[START RAW RECORDS]

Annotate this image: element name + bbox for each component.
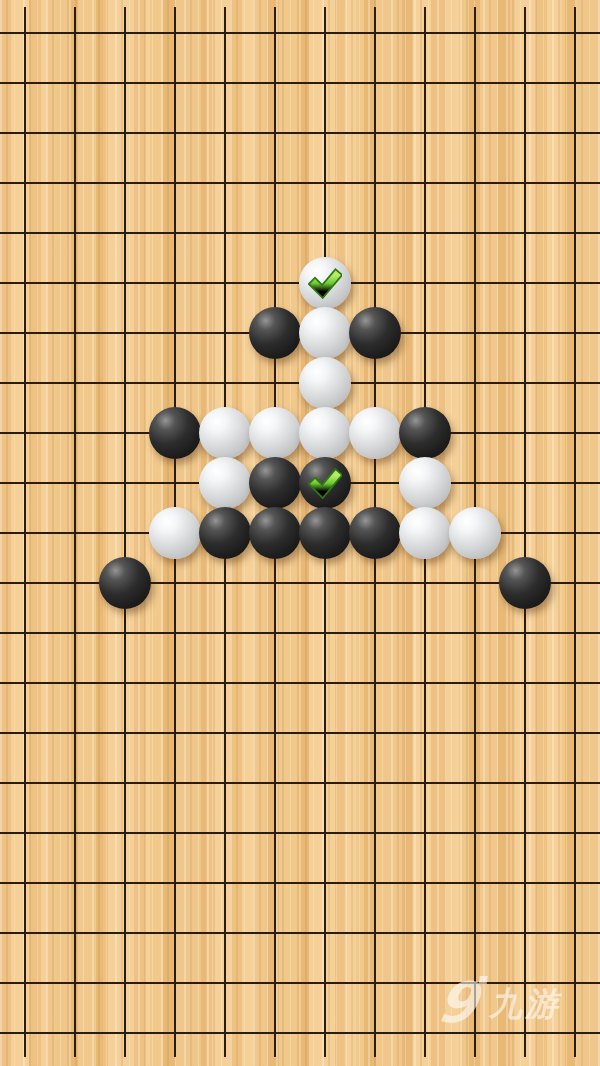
stone-white [449,507,501,559]
stone-white [399,457,451,509]
last-move-check-icon [308,467,342,499]
stone-white [199,457,251,509]
stone-white [199,407,251,459]
stone-black [399,407,451,459]
stone-white [249,407,301,459]
stone-white [299,407,351,459]
stone-black [349,307,401,359]
stone-black [249,507,301,559]
stone-black [249,457,301,509]
stone-black [99,557,151,609]
stone-black [249,307,301,359]
stone-white [299,357,351,409]
stone-white [299,257,351,309]
stone-white [399,507,451,559]
stone-black [299,507,351,559]
stone-white [149,507,201,559]
stone-white [349,407,401,459]
stone-black [299,457,351,509]
stone-black [349,507,401,559]
stone-black [149,407,201,459]
gomoku-board[interactable]: 9 九游 [0,0,600,1066]
stone-black [199,507,251,559]
last-move-check-icon [308,267,342,299]
stone-black [499,557,551,609]
stone-white [299,307,351,359]
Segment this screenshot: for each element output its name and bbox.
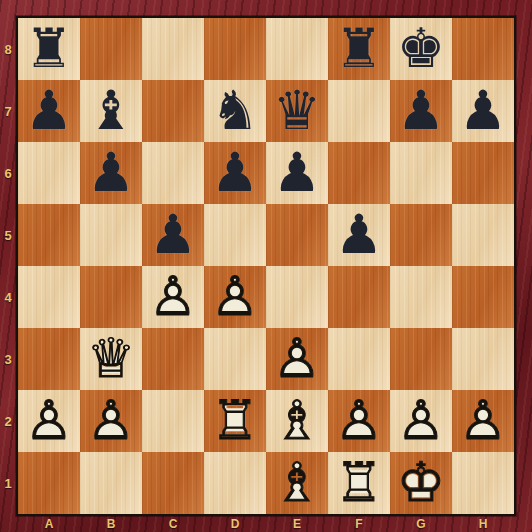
file-label-h: H [452,515,514,532]
square-c5[interactable]: ♟ [142,204,204,266]
square-e3[interactable]: ♟♙ [266,328,328,390]
square-e4[interactable] [266,266,328,328]
square-h3[interactable] [452,328,514,390]
piece-white-pawn[interactable]: ♟♙ [80,390,142,452]
square-h6[interactable] [452,142,514,204]
file-label-f: F [328,515,390,532]
square-c2[interactable] [142,390,204,452]
piece-black-pawn[interactable]: ♟ [204,142,266,204]
piece-black-pawn[interactable]: ♟ [390,80,452,142]
file-label-c: C [142,515,204,532]
square-d2[interactable]: ♜♖ [204,390,266,452]
rank-label-7: 7 [0,80,16,142]
piece-black-queen[interactable]: ♛ [266,80,328,142]
piece-black-pawn[interactable]: ♟ [328,204,390,266]
square-e5[interactable] [266,204,328,266]
board-frame: ♜♜♚♟♝♞♛♟♟♟♟♟♟♟♟♙♟♙♛♕♟♙♟♙♟♙♜♖♝♗♟♙♟♙♟♙♝♗♜♖… [0,0,532,532]
square-f3[interactable] [328,328,390,390]
square-f4[interactable] [328,266,390,328]
square-a7[interactable]: ♟ [18,80,80,142]
file-label-d: D [204,515,266,532]
piece-white-pawn[interactable]: ♟♙ [266,328,328,390]
square-f7[interactable] [328,80,390,142]
rank-label-2: 2 [0,390,16,452]
piece-white-rook[interactable]: ♜♖ [328,452,390,514]
square-b1[interactable] [80,452,142,514]
piece-black-pawn[interactable]: ♟ [80,142,142,204]
square-f1[interactable]: ♜♖ [328,452,390,514]
square-g2[interactable]: ♟♙ [390,390,452,452]
piece-black-pawn[interactable]: ♟ [18,80,80,142]
square-h8[interactable] [452,18,514,80]
square-g7[interactable]: ♟ [390,80,452,142]
chess-board[interactable]: ♜♜♚♟♝♞♛♟♟♟♟♟♟♟♟♙♟♙♛♕♟♙♟♙♟♙♜♖♝♗♟♙♟♙♟♙♝♗♜♖… [16,16,516,516]
piece-black-king[interactable]: ♚ [390,18,452,80]
square-d6[interactable]: ♟ [204,142,266,204]
piece-white-bishop[interactable]: ♝♗ [266,390,328,452]
square-f8[interactable]: ♜ [328,18,390,80]
square-a6[interactable] [18,142,80,204]
square-h5[interactable] [452,204,514,266]
rank-label-1: 1 [0,452,16,514]
square-h7[interactable]: ♟ [452,80,514,142]
square-a3[interactable] [18,328,80,390]
file-label-b: B [80,515,142,532]
square-e7[interactable]: ♛ [266,80,328,142]
square-d3[interactable] [204,328,266,390]
square-g4[interactable] [390,266,452,328]
square-f2[interactable]: ♟♙ [328,390,390,452]
square-e1[interactable]: ♝♗ [266,452,328,514]
square-d1[interactable] [204,452,266,514]
piece-white-pawn[interactable]: ♟♙ [18,390,80,452]
square-b3[interactable]: ♛♕ [80,328,142,390]
square-e8[interactable] [266,18,328,80]
square-b7[interactable]: ♝ [80,80,142,142]
piece-black-rook[interactable]: ♜ [18,18,80,80]
square-b2[interactable]: ♟♙ [80,390,142,452]
piece-white-king[interactable]: ♚♔ [390,452,452,514]
file-label-e: E [266,515,328,532]
square-c4[interactable]: ♟♙ [142,266,204,328]
square-g5[interactable] [390,204,452,266]
rank-label-5: 5 [0,204,16,266]
square-f5[interactable]: ♟ [328,204,390,266]
square-d8[interactable] [204,18,266,80]
square-h4[interactable] [452,266,514,328]
square-a1[interactable] [18,452,80,514]
square-d5[interactable] [204,204,266,266]
square-e2[interactable]: ♝♗ [266,390,328,452]
square-a5[interactable] [18,204,80,266]
square-a4[interactable] [18,266,80,328]
square-a8[interactable]: ♜ [18,18,80,80]
square-g1[interactable]: ♚♔ [390,452,452,514]
file-label-g: G [390,515,452,532]
piece-black-knight[interactable]: ♞ [204,80,266,142]
rank-label-8: 8 [0,18,16,80]
square-b5[interactable] [80,204,142,266]
square-g6[interactable] [390,142,452,204]
square-d7[interactable]: ♞ [204,80,266,142]
square-b6[interactable]: ♟ [80,142,142,204]
square-d4[interactable]: ♟♙ [204,266,266,328]
piece-white-pawn[interactable]: ♟♙ [142,266,204,328]
square-c3[interactable] [142,328,204,390]
square-c6[interactable] [142,142,204,204]
square-b8[interactable] [80,18,142,80]
piece-black-pawn[interactable]: ♟ [266,142,328,204]
square-f6[interactable] [328,142,390,204]
square-g3[interactable] [390,328,452,390]
file-label-a: A [18,515,80,532]
square-b4[interactable] [80,266,142,328]
piece-black-rook[interactable]: ♜ [328,18,390,80]
rank-label-6: 6 [0,142,16,204]
piece-white-bishop[interactable]: ♝♗ [266,452,328,514]
piece-white-pawn[interactable]: ♟♙ [328,390,390,452]
piece-black-pawn[interactable]: ♟ [452,80,514,142]
piece-black-pawn[interactable]: ♟ [142,204,204,266]
square-a2[interactable]: ♟♙ [18,390,80,452]
square-h2[interactable]: ♟♙ [452,390,514,452]
rank-label-4: 4 [0,266,16,328]
square-c7[interactable] [142,80,204,142]
square-c1[interactable] [142,452,204,514]
piece-white-rook[interactable]: ♜♖ [204,390,266,452]
square-g8[interactable]: ♚ [390,18,452,80]
square-c8[interactable] [142,18,204,80]
piece-white-pawn[interactable]: ♟♙ [452,390,514,452]
rank-label-3: 3 [0,328,16,390]
square-h1[interactable] [452,452,514,514]
piece-black-bishop[interactable]: ♝ [80,80,142,142]
square-e6[interactable]: ♟ [266,142,328,204]
piece-white-pawn[interactable]: ♟♙ [390,390,452,452]
piece-white-pawn[interactable]: ♟♙ [204,266,266,328]
piece-white-queen[interactable]: ♛♕ [80,328,142,390]
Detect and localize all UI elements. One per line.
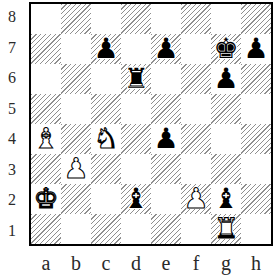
square-a7[interactable] (31, 34, 61, 64)
square-h7[interactable]: ♟ (241, 34, 271, 64)
square-c4[interactable]: ♞ (91, 124, 121, 154)
piece-black-bishop: ♝ (123, 184, 148, 214)
square-c8[interactable] (91, 4, 121, 34)
piece-black-pawn: ♟ (153, 34, 178, 64)
piece-white-rook: ♜ (213, 214, 238, 244)
square-e1[interactable] (151, 214, 181, 244)
piece-black-pawn: ♟ (213, 64, 238, 94)
piece-white-pawn: ♟ (183, 184, 208, 214)
chess-board: ♟♟♚♟♜♟♝♞♟♟♚♝♟♝♜ (29, 2, 273, 246)
square-h4[interactable] (241, 124, 271, 154)
rank-label-8: 8 (0, 2, 24, 33)
square-c5[interactable] (91, 94, 121, 124)
square-f2[interactable]: ♟ (181, 184, 211, 214)
rank-label-4: 4 (0, 124, 24, 155)
rank-label-7: 7 (0, 33, 24, 64)
piece-white-knight: ♞ (93, 124, 118, 154)
square-g6[interactable]: ♟ (211, 64, 241, 94)
square-a2[interactable]: ♚ (31, 184, 61, 214)
square-g7[interactable]: ♚ (211, 34, 241, 64)
square-b1[interactable] (61, 214, 91, 244)
square-b3[interactable]: ♟ (61, 154, 91, 184)
square-e3[interactable] (151, 154, 181, 184)
rank-label-3: 3 (0, 155, 24, 186)
square-g4[interactable] (211, 124, 241, 154)
square-e6[interactable] (151, 64, 181, 94)
piece-black-king: ♚ (213, 34, 238, 64)
piece-black-pawn: ♟ (243, 34, 268, 64)
square-g5[interactable] (211, 94, 241, 124)
file-label-a: a (31, 251, 61, 275)
square-f7[interactable] (181, 34, 211, 64)
square-c1[interactable] (91, 214, 121, 244)
square-d6[interactable]: ♜ (121, 64, 151, 94)
square-d8[interactable] (121, 4, 151, 34)
square-f4[interactable] (181, 124, 211, 154)
square-b2[interactable] (61, 184, 91, 214)
square-b5[interactable] (61, 94, 91, 124)
square-a3[interactable] (31, 154, 61, 184)
piece-white-bishop: ♝ (33, 124, 58, 154)
square-a6[interactable] (31, 64, 61, 94)
rank-label-1: 1 (0, 216, 24, 247)
square-g8[interactable] (211, 4, 241, 34)
piece-white-pawn: ♟ (63, 154, 88, 184)
square-d4[interactable] (121, 124, 151, 154)
rank-label-5: 5 (0, 94, 24, 125)
square-d5[interactable] (121, 94, 151, 124)
square-b7[interactable] (61, 34, 91, 64)
file-label-f: f (181, 251, 211, 275)
rank-label-2: 2 (0, 185, 24, 216)
square-b4[interactable] (61, 124, 91, 154)
square-c6[interactable] (91, 64, 121, 94)
file-label-c: c (91, 251, 121, 275)
file-label-g: g (211, 251, 241, 275)
file-label-e: e (151, 251, 181, 275)
square-e5[interactable] (151, 94, 181, 124)
square-h1[interactable] (241, 214, 271, 244)
square-c3[interactable] (91, 154, 121, 184)
square-h2[interactable] (241, 184, 271, 214)
file-label-b: b (61, 251, 91, 275)
piece-black-rook: ♜ (123, 64, 148, 94)
file-label-d: d (121, 251, 151, 275)
square-b8[interactable] (61, 4, 91, 34)
square-h3[interactable] (241, 154, 271, 184)
square-a1[interactable] (31, 214, 61, 244)
square-e7[interactable]: ♟ (151, 34, 181, 64)
square-e4[interactable]: ♟ (151, 124, 181, 154)
square-f3[interactable] (181, 154, 211, 184)
square-b6[interactable] (61, 64, 91, 94)
square-g2[interactable]: ♝ (211, 184, 241, 214)
square-c7[interactable]: ♟ (91, 34, 121, 64)
square-f6[interactable] (181, 64, 211, 94)
square-d3[interactable] (121, 154, 151, 184)
square-g3[interactable] (211, 154, 241, 184)
square-a8[interactable] (31, 4, 61, 34)
piece-black-pawn: ♟ (153, 124, 178, 154)
square-e8[interactable] (151, 4, 181, 34)
square-f8[interactable] (181, 4, 211, 34)
square-h8[interactable] (241, 4, 271, 34)
square-f5[interactable] (181, 94, 211, 124)
square-g1[interactable]: ♜ (211, 214, 241, 244)
piece-black-bishop: ♝ (213, 184, 238, 214)
square-h6[interactable] (241, 64, 271, 94)
square-d7[interactable] (121, 34, 151, 64)
rank-labels: 87654321 (0, 2, 24, 246)
square-a4[interactable]: ♝ (31, 124, 61, 154)
piece-white-king: ♚ (33, 184, 58, 214)
square-c2[interactable] (91, 184, 121, 214)
square-h5[interactable] (241, 94, 271, 124)
square-e2[interactable] (151, 184, 181, 214)
square-a5[interactable] (31, 94, 61, 124)
chess-diagram: 87654321 ♟♟♚♟♜♟♝♞♟♟♚♝♟♝♜ abcdefgh (0, 0, 279, 280)
square-d1[interactable] (121, 214, 151, 244)
file-label-h: h (241, 251, 271, 275)
square-d2[interactable]: ♝ (121, 184, 151, 214)
file-labels: abcdefgh (31, 251, 271, 275)
rank-label-6: 6 (0, 63, 24, 94)
piece-black-pawn: ♟ (93, 34, 118, 64)
square-f1[interactable] (181, 214, 211, 244)
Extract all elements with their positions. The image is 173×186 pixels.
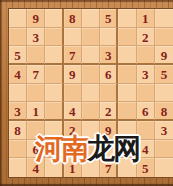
cell-r5c3[interactable]: [45, 84, 63, 103]
given-digit: 3: [14, 105, 21, 118]
given-digit: 2: [105, 105, 112, 118]
cell-r3c3[interactable]: [45, 46, 63, 65]
sudoku-screenshot: 98513257394796353142688293644175 河南龙网: [0, 0, 173, 186]
cell-r5c6[interactable]: [100, 84, 118, 103]
cell-r2c9[interactable]: [155, 28, 173, 47]
cell-r9c2[interactable]: 4: [27, 158, 45, 177]
given-digit: 6: [33, 142, 40, 155]
cell-r8c7[interactable]: [118, 140, 136, 159]
cell-r2c3[interactable]: [45, 28, 63, 47]
cell-r6c1[interactable]: 3: [9, 102, 27, 121]
cell-r9c8[interactable]: 5: [137, 158, 155, 177]
cell-r9c3[interactable]: [45, 158, 63, 177]
cell-r4c7[interactable]: [118, 65, 136, 84]
given-digit: 9: [33, 12, 40, 25]
cell-r1c6[interactable]: 5: [100, 9, 118, 28]
cell-r2c2[interactable]: 3: [27, 28, 45, 47]
cell-r8c1[interactable]: [9, 140, 27, 159]
cell-r3c8[interactable]: [137, 46, 155, 65]
given-digit: 3: [105, 49, 112, 62]
cell-r7c7[interactable]: [118, 121, 136, 140]
given-digit: 3: [161, 124, 168, 137]
cell-r6c5[interactable]: [82, 102, 100, 121]
given-digit: 6: [142, 105, 149, 118]
given-digit: 9: [161, 49, 168, 62]
cell-r9c9[interactable]: [155, 158, 173, 177]
given-digit: 3: [142, 68, 149, 81]
cell-r4c5[interactable]: [82, 65, 100, 84]
cell-r3c9[interactable]: 9: [155, 46, 173, 65]
cell-r5c2[interactable]: [27, 84, 45, 103]
given-digit: 1: [69, 162, 76, 175]
cell-r1c4[interactable]: 8: [64, 9, 82, 28]
cell-r9c6[interactable]: 7: [100, 158, 118, 177]
cell-r2c5[interactable]: [82, 28, 100, 47]
cell-r7c9[interactable]: 3: [155, 121, 173, 140]
cell-r8c9[interactable]: [155, 140, 173, 159]
cell-r9c5[interactable]: [82, 158, 100, 177]
cell-r5c4[interactable]: [64, 84, 82, 103]
cell-r1c2[interactable]: 9: [27, 9, 45, 28]
given-digit: 9: [105, 124, 112, 137]
cell-r1c1[interactable]: [9, 9, 27, 28]
cell-r2c6[interactable]: [100, 28, 118, 47]
cell-r4c9[interactable]: 5: [155, 65, 173, 84]
given-digit: 4: [69, 105, 76, 118]
cell-r7c3[interactable]: [45, 121, 63, 140]
cell-r5c1[interactable]: [9, 84, 27, 103]
cell-r4c4[interactable]: 9: [64, 65, 82, 84]
cell-r9c4[interactable]: 1: [64, 158, 82, 177]
cell-r2c7[interactable]: [118, 28, 136, 47]
cell-r5c9[interactable]: [155, 84, 173, 103]
cell-r3c1[interactable]: 5: [9, 46, 27, 65]
cell-r2c8[interactable]: 2: [137, 28, 155, 47]
cell-r1c7[interactable]: [118, 9, 136, 28]
cell-r7c1[interactable]: 8: [9, 121, 27, 140]
cell-r4c3[interactable]: [45, 65, 63, 84]
cell-r3c6[interactable]: 3: [100, 46, 118, 65]
given-digit: 7: [105, 162, 112, 175]
given-digit: 8: [161, 105, 168, 118]
given-digit: 8: [14, 124, 21, 137]
cell-r2c4[interactable]: [64, 28, 82, 47]
cell-r1c8[interactable]: 1: [137, 9, 155, 28]
cell-r6c3[interactable]: [45, 102, 63, 121]
cell-r8c6[interactable]: [100, 140, 118, 159]
cell-r5c5[interactable]: [82, 84, 100, 103]
given-digit: 5: [105, 12, 112, 25]
cell-r9c7[interactable]: [118, 158, 136, 177]
cell-r8c2[interactable]: 6: [27, 140, 45, 159]
cell-r4c6[interactable]: 6: [100, 65, 118, 84]
cell-r6c6[interactable]: 2: [100, 102, 118, 121]
cell-r7c5[interactable]: [82, 121, 100, 140]
given-digit: 5: [161, 68, 168, 81]
cell-r1c9[interactable]: [155, 9, 173, 28]
cell-r8c4[interactable]: [64, 140, 82, 159]
cell-r4c2[interactable]: 7: [27, 65, 45, 84]
cell-r6c4[interactable]: 4: [64, 102, 82, 121]
cell-r5c7[interactable]: [118, 84, 136, 103]
cell-r8c3[interactable]: [45, 140, 63, 159]
cell-r7c2[interactable]: [27, 121, 45, 140]
cell-r8c5[interactable]: [82, 140, 100, 159]
cell-r3c2[interactable]: [27, 46, 45, 65]
cell-r8c8[interactable]: 4: [137, 140, 155, 159]
sudoku-board: 98513257394796353142688293644175: [8, 8, 173, 178]
given-digit: 1: [33, 105, 40, 118]
given-digit: 3: [33, 30, 40, 43]
cell-r6c2[interactable]: 1: [27, 102, 45, 121]
given-digit: 9: [69, 68, 76, 81]
cell-r3c7[interactable]: [118, 46, 136, 65]
cell-r2c1[interactable]: [9, 28, 27, 47]
given-digit: 5: [14, 49, 21, 62]
given-digit: 4: [142, 142, 149, 155]
cell-r3c5[interactable]: [82, 46, 100, 65]
cell-r6c7[interactable]: [118, 102, 136, 121]
cell-r9c1[interactable]: [9, 158, 27, 177]
given-digit: 5: [142, 162, 149, 175]
cell-r7c8[interactable]: [137, 121, 155, 140]
given-digit: 4: [14, 68, 21, 81]
given-digit: 4: [33, 162, 40, 175]
given-digit: 2: [69, 124, 76, 137]
cell-r7c4[interactable]: 2: [64, 121, 82, 140]
cell-r6c8[interactable]: 6: [137, 102, 155, 121]
given-digit: 1: [142, 12, 149, 25]
cell-r4c8[interactable]: 3: [137, 65, 155, 84]
given-digit: 7: [69, 49, 76, 62]
cell-r3c4[interactable]: 7: [64, 46, 82, 65]
given-digit: 6: [105, 68, 112, 81]
cell-r7c6[interactable]: 9: [100, 121, 118, 140]
cell-r1c3[interactable]: [45, 9, 63, 28]
cell-r1c5[interactable]: [82, 9, 100, 28]
given-digit: 7: [33, 68, 40, 81]
given-digit: 8: [69, 12, 76, 25]
given-digit: 2: [142, 30, 149, 43]
cell-r5c8[interactable]: [137, 84, 155, 103]
cell-r6c9[interactable]: 8: [155, 102, 173, 121]
cell-r4c1[interactable]: 4: [9, 65, 27, 84]
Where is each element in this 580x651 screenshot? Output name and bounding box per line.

[END RAW RECORDS]

* [STATED GOAL] Return the lines from the line with "file-label-h: H [452,515,514,532]" to the line with "square-f3[interactable] [328,328,390,390]", copied exactly as they appear.

* [ANSWER TO THIS EXERCISE]
file-label-h: H [452,515,514,532]
square-c5[interactable]: ♟ [142,204,204,266]
square-e3[interactable]: ♟♙ [266,328,328,390]
square-e4[interactable] [266,266,328,328]
square-h3[interactable] [452,328,514,390]
piece-white-pawn[interactable]: ♟♙ [80,390,142,452]
square-h6[interactable] [452,142,514,204]
file-label-f: F [328,515,390,532]
square-c2[interactable] [142,390,204,452]
piece-black-pawn[interactable]: ♟ [204,142,266,204]
piece-black-pawn[interactable]: ♟ [390,80,452,142]
file-label-c: C [142,515,204,532]
square-d2[interactable]: ♜♖ [204,390,266,452]
rank-label-7: 7 [0,80,16,142]
piece-black-queen[interactable]: ♛ [266,80,328,142]
piece-black-pawn[interactable]: ♟ [328,204,390,266]
square-e5[interactable] [266,204,328,266]
board-frame: ♜♜♚♟♝♞♛♟♟♟♟♟♟♟♟♙♟♙♛♕♟♙♟♙♟♙♜♖♝♗♟♙♟♙♟♙♝♗♜♖… [0,0,532,532]
square-f3[interactable] [328,328,390,390]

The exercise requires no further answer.